Show each line that has the string "стандарта" in it.
>> START Dataset extract
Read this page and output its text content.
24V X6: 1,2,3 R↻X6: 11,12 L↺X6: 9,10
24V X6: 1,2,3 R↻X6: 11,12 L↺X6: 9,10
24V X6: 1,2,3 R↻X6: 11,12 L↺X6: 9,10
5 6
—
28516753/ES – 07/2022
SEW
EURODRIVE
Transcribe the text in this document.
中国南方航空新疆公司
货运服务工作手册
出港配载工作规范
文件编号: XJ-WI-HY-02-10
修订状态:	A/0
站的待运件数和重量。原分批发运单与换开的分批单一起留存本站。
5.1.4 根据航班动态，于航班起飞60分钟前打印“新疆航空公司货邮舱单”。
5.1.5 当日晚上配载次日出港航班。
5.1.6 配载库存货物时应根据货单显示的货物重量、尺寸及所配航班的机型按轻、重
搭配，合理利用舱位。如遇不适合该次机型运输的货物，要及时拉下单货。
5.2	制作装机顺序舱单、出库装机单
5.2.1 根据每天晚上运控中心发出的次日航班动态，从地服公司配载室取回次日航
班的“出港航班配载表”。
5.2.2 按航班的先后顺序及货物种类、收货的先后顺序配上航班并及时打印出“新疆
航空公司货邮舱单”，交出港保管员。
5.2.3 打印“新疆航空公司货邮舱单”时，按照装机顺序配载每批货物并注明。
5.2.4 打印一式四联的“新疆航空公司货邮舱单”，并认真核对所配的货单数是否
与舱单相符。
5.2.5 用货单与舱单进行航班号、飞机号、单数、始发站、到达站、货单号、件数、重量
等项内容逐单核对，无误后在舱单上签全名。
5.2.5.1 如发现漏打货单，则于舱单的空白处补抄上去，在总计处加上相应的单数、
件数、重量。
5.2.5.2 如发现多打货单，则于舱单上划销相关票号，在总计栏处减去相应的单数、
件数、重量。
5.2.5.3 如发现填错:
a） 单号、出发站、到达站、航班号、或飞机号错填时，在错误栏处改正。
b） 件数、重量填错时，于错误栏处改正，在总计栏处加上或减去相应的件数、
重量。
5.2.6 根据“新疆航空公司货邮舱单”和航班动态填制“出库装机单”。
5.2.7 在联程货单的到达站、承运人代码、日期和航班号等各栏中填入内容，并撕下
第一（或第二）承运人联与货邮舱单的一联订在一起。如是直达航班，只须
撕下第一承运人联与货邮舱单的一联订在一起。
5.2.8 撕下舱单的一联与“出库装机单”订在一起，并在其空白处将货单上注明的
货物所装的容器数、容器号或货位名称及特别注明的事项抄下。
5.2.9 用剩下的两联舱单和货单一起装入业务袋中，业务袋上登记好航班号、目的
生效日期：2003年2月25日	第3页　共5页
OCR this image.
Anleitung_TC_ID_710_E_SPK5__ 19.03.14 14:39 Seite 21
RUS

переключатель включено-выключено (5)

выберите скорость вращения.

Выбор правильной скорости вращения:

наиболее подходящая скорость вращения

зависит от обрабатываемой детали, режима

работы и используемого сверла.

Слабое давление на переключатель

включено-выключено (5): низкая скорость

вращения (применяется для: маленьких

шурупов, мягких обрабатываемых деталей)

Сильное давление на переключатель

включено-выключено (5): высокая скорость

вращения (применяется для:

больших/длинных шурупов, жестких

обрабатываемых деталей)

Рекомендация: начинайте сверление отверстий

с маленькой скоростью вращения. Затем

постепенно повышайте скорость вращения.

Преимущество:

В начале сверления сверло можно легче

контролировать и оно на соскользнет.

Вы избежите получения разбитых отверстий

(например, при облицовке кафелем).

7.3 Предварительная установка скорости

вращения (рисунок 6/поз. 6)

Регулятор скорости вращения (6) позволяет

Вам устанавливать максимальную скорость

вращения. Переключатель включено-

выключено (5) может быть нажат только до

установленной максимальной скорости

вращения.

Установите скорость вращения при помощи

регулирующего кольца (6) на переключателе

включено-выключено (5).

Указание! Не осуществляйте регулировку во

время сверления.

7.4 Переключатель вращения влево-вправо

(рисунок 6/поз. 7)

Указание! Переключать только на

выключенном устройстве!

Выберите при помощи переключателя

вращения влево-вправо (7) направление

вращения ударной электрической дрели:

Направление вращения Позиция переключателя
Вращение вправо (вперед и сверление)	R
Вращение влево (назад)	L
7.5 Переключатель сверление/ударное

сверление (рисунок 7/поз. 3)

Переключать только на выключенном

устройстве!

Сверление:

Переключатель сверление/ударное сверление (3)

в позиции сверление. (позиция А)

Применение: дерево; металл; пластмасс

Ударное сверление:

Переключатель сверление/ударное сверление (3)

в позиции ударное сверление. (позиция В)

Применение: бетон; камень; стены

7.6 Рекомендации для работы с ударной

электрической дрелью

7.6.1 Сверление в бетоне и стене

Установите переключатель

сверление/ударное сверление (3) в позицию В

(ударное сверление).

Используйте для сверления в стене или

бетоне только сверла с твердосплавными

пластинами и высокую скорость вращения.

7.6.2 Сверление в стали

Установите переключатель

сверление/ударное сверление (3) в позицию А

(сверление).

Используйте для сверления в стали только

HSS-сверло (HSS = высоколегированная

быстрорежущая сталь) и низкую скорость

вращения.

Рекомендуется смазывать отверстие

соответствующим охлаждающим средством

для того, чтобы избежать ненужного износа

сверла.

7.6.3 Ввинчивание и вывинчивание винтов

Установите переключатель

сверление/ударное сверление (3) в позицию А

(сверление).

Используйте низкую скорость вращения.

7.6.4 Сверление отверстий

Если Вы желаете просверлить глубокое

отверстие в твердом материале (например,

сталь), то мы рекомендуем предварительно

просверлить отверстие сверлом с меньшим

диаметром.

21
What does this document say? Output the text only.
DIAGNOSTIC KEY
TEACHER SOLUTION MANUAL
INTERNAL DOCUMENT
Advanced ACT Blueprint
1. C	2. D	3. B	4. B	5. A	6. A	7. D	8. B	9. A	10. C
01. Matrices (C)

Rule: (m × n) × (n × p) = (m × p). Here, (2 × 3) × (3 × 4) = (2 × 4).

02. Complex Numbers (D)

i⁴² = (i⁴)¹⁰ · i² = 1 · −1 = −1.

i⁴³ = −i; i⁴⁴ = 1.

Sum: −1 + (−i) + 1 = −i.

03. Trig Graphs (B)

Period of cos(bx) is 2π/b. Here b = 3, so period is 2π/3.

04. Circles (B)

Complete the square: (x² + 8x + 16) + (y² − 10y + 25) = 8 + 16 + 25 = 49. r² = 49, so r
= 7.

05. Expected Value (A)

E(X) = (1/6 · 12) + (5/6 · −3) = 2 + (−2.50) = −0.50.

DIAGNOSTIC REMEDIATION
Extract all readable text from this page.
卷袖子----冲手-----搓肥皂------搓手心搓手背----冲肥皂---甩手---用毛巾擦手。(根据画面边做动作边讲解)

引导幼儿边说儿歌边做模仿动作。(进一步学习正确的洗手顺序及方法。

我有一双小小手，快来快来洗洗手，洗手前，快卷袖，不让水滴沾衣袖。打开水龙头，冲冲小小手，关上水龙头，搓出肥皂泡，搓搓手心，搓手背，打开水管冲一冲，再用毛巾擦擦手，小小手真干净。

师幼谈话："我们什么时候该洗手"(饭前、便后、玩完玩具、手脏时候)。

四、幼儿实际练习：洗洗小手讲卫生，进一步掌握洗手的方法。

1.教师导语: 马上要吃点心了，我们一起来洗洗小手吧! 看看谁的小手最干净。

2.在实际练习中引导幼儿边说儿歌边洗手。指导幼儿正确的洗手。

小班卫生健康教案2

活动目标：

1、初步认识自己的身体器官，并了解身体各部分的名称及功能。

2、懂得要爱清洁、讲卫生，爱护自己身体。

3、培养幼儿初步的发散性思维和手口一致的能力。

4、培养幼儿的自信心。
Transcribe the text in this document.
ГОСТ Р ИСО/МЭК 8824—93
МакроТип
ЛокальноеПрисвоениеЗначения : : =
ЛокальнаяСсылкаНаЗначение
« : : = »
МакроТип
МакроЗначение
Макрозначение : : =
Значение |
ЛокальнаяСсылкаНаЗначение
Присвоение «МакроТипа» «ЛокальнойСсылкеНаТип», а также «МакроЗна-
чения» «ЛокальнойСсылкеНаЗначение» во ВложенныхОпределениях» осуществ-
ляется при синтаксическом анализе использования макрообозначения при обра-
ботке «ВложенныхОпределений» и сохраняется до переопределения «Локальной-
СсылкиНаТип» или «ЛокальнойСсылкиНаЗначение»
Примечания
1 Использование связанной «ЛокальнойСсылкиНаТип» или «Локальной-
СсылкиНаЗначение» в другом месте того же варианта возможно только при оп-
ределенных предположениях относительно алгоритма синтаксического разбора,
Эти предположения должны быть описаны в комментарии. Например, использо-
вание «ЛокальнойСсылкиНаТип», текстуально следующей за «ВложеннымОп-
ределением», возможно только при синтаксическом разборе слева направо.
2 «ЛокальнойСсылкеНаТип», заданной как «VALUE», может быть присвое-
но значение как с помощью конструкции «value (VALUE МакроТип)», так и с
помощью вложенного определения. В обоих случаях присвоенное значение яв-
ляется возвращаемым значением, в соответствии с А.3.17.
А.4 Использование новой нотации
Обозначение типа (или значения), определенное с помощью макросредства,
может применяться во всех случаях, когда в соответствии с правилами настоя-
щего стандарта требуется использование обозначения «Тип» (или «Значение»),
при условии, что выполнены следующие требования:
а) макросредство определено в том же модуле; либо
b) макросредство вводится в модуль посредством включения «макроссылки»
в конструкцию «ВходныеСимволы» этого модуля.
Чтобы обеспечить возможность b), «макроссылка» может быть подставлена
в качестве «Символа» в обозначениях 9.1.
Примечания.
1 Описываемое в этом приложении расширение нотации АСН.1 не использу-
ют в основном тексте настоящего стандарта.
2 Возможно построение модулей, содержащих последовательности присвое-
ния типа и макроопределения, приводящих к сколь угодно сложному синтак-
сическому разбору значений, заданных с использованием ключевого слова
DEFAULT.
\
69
>> END Dataset extract
--- Complete output ---
щего стандарта требуется использование обозначения «Тип» (или «Значение»),
ют в основном тексте настоящего стандарта.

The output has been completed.